* Start Extracted material *

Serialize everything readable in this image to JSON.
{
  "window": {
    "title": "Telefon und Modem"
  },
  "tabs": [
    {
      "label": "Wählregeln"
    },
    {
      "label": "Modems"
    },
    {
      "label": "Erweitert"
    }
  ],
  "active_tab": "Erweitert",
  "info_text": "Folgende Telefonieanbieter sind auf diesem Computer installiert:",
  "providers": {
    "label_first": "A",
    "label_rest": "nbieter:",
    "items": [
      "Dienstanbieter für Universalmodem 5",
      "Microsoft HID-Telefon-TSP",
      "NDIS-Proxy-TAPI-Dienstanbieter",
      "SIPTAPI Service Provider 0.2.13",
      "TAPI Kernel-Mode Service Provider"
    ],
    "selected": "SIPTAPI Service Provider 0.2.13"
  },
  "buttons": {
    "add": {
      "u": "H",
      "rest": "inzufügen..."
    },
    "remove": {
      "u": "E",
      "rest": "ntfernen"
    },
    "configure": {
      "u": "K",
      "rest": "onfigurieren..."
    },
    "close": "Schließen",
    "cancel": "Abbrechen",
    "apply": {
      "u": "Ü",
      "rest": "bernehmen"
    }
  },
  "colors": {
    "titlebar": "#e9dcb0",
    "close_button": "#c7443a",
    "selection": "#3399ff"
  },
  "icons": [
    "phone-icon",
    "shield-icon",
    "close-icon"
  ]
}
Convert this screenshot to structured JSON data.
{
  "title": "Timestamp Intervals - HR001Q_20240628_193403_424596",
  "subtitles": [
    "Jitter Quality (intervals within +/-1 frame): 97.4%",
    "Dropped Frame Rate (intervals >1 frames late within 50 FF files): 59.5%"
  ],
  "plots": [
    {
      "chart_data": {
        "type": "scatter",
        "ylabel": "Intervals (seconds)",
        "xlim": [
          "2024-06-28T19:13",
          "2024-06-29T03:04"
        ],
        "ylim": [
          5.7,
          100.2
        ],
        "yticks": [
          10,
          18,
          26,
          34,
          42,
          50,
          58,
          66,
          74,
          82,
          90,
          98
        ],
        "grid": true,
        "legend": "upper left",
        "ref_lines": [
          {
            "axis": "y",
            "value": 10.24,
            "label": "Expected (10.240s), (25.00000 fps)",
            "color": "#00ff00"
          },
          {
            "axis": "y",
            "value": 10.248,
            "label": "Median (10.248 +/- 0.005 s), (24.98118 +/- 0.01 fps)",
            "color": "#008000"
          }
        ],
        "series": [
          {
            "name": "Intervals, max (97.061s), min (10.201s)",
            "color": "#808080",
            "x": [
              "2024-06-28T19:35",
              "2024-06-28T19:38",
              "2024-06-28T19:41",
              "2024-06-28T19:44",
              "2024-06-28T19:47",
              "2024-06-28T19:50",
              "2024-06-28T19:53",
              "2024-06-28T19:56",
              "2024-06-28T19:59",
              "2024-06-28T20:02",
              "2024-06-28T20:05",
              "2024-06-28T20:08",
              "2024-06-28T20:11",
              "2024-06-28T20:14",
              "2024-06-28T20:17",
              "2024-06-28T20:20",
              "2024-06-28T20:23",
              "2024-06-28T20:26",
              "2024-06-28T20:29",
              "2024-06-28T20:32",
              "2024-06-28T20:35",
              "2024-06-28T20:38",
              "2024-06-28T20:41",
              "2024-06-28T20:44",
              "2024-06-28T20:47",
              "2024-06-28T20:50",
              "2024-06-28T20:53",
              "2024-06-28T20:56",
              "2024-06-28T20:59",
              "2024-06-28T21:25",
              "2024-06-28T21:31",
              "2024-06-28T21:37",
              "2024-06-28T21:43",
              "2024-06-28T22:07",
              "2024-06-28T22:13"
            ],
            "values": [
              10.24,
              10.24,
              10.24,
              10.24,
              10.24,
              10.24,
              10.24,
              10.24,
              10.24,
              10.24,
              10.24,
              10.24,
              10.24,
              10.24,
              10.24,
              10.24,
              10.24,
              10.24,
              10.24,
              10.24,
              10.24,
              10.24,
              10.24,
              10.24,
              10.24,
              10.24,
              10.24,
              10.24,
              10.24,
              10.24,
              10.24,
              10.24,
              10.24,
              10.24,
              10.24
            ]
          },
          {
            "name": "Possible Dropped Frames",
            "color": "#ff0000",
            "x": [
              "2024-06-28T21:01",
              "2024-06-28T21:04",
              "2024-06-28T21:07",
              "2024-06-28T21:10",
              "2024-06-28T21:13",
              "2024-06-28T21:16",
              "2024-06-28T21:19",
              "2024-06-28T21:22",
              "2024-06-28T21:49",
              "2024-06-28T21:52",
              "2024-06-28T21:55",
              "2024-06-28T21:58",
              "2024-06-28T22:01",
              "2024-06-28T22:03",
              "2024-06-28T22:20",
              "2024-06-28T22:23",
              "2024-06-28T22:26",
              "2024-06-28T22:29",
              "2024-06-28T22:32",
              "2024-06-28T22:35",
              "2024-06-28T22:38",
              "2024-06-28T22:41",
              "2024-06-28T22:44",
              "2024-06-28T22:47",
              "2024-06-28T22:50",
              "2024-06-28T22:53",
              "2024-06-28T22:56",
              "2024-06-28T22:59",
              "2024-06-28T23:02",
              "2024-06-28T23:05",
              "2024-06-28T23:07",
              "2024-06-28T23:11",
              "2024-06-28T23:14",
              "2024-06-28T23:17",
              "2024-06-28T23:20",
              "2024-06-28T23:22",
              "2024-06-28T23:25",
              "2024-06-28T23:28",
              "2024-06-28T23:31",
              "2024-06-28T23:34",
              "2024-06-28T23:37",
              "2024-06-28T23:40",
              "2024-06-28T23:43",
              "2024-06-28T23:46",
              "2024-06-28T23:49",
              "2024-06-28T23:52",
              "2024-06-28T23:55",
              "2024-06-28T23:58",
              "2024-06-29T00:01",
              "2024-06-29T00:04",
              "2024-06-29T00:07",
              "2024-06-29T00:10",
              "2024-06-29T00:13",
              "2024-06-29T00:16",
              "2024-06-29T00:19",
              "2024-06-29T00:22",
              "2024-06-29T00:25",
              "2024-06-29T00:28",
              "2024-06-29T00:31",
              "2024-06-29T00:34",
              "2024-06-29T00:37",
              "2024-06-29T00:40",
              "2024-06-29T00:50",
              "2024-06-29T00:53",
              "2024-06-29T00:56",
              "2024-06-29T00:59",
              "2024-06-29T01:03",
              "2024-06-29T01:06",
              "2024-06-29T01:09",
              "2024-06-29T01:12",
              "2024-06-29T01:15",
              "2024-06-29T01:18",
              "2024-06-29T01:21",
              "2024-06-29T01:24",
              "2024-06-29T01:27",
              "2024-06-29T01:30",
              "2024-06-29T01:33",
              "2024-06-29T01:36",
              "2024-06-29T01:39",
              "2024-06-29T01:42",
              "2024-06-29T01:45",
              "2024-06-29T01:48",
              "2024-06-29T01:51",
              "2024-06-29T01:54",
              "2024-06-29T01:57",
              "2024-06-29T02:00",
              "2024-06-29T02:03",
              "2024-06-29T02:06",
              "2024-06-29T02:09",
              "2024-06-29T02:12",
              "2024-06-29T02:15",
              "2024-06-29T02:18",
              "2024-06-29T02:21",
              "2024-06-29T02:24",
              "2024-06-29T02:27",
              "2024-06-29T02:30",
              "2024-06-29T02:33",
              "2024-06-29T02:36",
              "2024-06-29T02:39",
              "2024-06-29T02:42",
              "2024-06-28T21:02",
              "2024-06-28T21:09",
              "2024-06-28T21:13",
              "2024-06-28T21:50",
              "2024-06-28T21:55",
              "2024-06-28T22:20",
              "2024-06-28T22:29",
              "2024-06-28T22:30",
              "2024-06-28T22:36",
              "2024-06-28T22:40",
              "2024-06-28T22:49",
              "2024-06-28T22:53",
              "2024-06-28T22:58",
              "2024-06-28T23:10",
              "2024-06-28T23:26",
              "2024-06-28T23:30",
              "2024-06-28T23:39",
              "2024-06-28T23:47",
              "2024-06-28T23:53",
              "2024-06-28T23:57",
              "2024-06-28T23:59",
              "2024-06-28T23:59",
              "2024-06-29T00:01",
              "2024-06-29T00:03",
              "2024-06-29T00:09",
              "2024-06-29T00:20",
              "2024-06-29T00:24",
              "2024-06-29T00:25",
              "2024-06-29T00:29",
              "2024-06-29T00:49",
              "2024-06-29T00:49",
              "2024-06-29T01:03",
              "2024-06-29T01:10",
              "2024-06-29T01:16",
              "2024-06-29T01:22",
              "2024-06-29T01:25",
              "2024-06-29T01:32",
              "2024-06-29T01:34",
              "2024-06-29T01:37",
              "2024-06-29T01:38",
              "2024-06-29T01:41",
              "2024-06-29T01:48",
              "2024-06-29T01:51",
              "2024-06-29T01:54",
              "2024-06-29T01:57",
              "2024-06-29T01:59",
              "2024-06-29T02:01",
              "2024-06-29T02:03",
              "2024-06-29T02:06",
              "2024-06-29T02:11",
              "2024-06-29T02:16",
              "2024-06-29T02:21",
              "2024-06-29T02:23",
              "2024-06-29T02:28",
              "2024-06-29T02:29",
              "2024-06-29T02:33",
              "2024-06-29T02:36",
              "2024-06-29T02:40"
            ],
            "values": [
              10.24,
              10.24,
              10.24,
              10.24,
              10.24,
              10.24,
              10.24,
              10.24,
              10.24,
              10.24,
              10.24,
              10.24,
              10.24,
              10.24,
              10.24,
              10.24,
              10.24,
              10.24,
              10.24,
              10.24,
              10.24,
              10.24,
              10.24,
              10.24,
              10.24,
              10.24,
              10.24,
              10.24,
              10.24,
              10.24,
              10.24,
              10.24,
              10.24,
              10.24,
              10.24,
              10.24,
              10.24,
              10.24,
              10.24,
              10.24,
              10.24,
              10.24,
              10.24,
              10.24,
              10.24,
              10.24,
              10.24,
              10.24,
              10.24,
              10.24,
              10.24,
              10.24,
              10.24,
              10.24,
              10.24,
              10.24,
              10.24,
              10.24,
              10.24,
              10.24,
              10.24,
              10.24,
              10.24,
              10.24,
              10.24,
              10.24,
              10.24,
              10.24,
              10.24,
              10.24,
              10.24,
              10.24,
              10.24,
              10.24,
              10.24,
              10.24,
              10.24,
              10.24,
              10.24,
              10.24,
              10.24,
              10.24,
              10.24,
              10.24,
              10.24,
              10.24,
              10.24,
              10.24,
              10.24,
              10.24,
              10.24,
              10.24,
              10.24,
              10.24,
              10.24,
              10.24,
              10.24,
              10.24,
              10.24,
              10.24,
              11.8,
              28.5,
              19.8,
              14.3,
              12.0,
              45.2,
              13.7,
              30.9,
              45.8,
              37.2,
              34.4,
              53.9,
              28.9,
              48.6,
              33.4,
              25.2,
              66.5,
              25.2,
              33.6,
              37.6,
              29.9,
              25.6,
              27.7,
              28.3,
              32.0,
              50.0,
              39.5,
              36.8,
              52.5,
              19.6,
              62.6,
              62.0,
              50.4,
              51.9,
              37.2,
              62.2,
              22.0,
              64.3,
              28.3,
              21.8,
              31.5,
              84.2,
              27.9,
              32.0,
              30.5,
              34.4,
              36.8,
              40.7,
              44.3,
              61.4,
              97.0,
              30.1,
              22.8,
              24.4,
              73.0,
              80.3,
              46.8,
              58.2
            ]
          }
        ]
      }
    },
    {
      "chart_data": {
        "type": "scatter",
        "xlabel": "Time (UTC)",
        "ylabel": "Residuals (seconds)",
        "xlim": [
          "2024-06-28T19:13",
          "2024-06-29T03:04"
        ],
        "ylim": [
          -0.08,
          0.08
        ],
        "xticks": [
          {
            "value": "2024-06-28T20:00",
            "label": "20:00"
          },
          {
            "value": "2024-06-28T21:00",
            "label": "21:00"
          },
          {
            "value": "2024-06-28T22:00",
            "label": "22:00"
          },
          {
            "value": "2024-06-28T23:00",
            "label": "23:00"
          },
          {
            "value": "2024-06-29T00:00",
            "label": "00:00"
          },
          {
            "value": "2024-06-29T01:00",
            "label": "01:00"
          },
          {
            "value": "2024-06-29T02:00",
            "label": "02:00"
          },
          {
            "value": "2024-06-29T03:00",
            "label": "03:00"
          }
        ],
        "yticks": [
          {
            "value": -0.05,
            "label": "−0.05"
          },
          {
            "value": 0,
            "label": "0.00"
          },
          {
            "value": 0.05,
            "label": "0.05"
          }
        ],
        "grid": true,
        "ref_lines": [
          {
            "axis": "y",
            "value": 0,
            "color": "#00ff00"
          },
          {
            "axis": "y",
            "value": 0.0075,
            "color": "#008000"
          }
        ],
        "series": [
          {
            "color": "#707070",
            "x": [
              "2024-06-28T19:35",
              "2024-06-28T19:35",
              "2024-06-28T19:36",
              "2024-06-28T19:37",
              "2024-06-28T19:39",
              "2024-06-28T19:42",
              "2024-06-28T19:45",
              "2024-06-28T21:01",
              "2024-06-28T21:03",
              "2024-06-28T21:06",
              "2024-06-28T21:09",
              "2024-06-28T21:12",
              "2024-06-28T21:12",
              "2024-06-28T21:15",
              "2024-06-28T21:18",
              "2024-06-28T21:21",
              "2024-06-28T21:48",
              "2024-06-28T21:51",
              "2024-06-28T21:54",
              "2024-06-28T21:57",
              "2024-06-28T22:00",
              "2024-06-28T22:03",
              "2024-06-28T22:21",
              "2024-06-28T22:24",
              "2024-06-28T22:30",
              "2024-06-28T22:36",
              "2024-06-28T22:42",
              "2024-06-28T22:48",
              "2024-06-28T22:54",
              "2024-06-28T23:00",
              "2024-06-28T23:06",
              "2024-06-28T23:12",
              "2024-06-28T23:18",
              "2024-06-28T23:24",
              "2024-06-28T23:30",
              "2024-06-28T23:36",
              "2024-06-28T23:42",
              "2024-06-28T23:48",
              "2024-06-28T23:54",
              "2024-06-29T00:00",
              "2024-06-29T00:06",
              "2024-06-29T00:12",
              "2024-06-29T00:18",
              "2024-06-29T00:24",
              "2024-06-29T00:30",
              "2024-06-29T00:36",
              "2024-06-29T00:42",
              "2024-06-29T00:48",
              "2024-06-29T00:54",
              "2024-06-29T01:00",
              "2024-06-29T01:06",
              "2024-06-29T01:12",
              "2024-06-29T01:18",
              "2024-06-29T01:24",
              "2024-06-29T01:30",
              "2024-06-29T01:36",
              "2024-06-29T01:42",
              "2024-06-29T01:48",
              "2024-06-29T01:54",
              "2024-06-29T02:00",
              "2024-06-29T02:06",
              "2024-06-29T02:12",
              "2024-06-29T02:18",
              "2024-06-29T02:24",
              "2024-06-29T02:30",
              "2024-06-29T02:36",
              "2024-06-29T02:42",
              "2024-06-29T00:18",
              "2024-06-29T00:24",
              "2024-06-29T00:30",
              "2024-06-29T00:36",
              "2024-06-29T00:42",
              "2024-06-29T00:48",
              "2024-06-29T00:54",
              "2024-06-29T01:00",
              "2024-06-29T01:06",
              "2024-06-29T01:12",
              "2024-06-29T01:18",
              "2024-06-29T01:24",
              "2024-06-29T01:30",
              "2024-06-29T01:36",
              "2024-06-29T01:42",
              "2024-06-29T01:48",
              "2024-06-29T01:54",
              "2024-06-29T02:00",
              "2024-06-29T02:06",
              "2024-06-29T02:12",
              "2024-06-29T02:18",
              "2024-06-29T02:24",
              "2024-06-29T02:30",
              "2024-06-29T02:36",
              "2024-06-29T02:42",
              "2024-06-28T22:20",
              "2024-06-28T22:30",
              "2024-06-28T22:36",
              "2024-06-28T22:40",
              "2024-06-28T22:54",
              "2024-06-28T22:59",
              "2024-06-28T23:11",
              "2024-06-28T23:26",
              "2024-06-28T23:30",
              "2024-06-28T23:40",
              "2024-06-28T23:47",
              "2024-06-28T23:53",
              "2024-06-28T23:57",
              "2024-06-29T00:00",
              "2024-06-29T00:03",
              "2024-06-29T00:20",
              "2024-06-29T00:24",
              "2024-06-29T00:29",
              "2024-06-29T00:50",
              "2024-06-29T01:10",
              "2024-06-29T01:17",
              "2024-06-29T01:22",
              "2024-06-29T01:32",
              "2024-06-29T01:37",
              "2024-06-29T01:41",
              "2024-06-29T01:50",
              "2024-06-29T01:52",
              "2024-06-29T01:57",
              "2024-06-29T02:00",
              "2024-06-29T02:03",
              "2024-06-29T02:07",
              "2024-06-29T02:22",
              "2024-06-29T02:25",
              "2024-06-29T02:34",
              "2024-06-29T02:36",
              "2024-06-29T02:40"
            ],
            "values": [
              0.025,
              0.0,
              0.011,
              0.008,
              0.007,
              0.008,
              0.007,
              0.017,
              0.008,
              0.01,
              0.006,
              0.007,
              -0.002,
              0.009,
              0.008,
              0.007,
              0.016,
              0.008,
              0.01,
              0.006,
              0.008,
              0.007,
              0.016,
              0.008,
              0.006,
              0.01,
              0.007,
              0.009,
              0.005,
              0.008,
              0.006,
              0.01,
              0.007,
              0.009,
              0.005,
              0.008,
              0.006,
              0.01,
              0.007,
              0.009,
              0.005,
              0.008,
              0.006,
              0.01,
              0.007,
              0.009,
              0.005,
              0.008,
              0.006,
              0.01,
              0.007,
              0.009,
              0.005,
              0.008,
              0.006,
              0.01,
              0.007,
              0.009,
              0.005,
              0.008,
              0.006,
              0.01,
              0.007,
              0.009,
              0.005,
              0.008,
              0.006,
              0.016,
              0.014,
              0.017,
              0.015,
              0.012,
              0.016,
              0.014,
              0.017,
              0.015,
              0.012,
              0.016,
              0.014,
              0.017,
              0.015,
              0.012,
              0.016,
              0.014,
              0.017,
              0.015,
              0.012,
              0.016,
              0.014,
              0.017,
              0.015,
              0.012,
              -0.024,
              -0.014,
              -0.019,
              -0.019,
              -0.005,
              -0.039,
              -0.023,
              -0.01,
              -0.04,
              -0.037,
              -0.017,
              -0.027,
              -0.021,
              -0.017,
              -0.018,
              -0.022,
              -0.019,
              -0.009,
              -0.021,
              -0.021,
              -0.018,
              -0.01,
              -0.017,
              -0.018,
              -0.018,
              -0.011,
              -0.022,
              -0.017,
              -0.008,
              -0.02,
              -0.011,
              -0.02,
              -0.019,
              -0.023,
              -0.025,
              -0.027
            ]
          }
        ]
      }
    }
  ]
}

* End Extracted material *

» Exercise description
Single out each line of the records above with the string "this" in it, and copy it.

» Expected answer
Serialize everything readable in this image to JSON.
Convert this screenshot to structured JSON data.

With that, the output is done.